PROBLEM TO SOLVE
Provide an exact copy of the data, excluding the images.

Data excerpts:
--

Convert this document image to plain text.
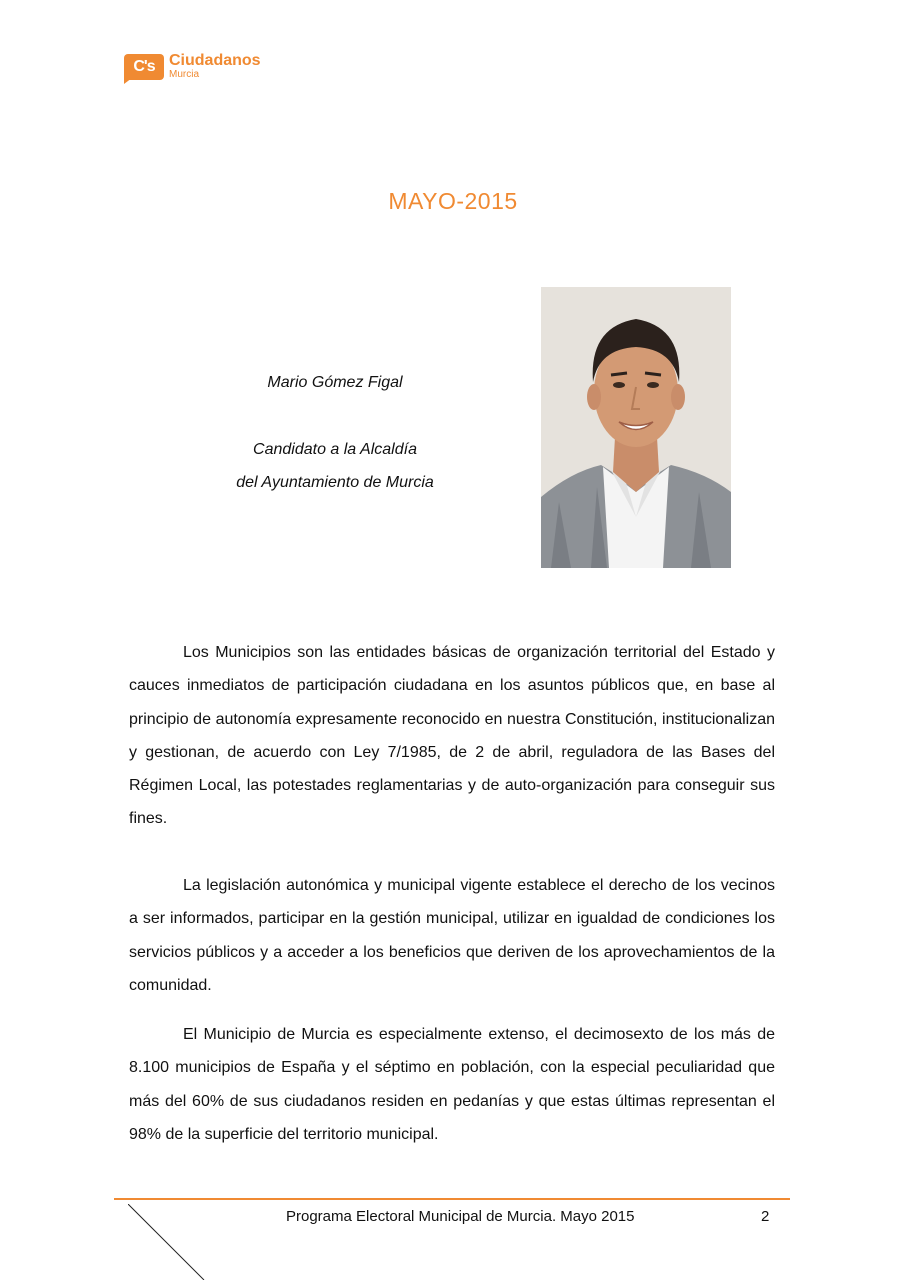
C's Ciudadanos
Murcia
MAYO-2015
Mario Gómez Figal
Candidato a la Alcaldía
del Ayuntamiento de Murcia

Los Municipios son las entidades básicas de organización territorial del Estado y cauces inmediatos de participación ciudadana en los asuntos públicos que, en base al principio de autonomía expresamente reconocido en nuestra Constitución, institucionalizan y gestionan, de acuerdo con Ley 7/1985, de 2 de abril, reguladora de las Bases del Régimen Local, las potestades reglamentarias y de auto-organización para conseguir sus fines.

La legislación autonómica y municipal vigente establece el derecho de los vecinos a ser informados, participar en la gestión municipal, utilizar en igualdad de condiciones los servicios públicos y a acceder a los beneficios que deriven de los aprovechamientos de la comunidad.

El Municipio de Murcia es especialmente extenso, el decimosexto de los más de 8.100 municipios de España y el séptimo en población, con la especial peculiaridad que más del 60% de sus ciudadanos residen en pedanías y que estas últimas representan el 98% de la superficie del territorio municipal.

Programa Electoral Municipal de Murcia. Mayo 2015	2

--

WORKED SOLUTION
Convert this document image to plain text.
C's Ciudadanos
Murcia
MAYO-2015
Mario Gómez Figal
Candidato a la Alcaldía
del Ayuntamiento de Murcia

Los Municipios son las entidades básicas de organización territorial del Estado y cauces inmediatos de participación ciudadana en los asuntos públicos que, en base al principio de autonomía expresamente reconocido en nuestra Constitución, institucionalizan y gestionan, de acuerdo con Ley 7/1985, de 2 de abril, reguladora de las Bases del Régimen Local, las potestades reglamentarias y de auto-organización para conseguir sus fines.

La legislación autonómica y municipal vigente establece el derecho de los vecinos a ser informados, participar en la gestión municipal, utilizar en igualdad de condiciones los servicios públicos y a acceder a los beneficios que deriven de los aprovechamientos de la comunidad.

El Municipio de Murcia es especialmente extenso, el decimosexto de los más de 8.100 municipios de España y el séptimo en población, con la especial peculiaridad que más del 60% de sus ciudadanos residen en pedanías y que estas últimas representan el 98% de la superficie del territorio municipal.

Programa Electoral Municipal de Murcia. Mayo 2015	2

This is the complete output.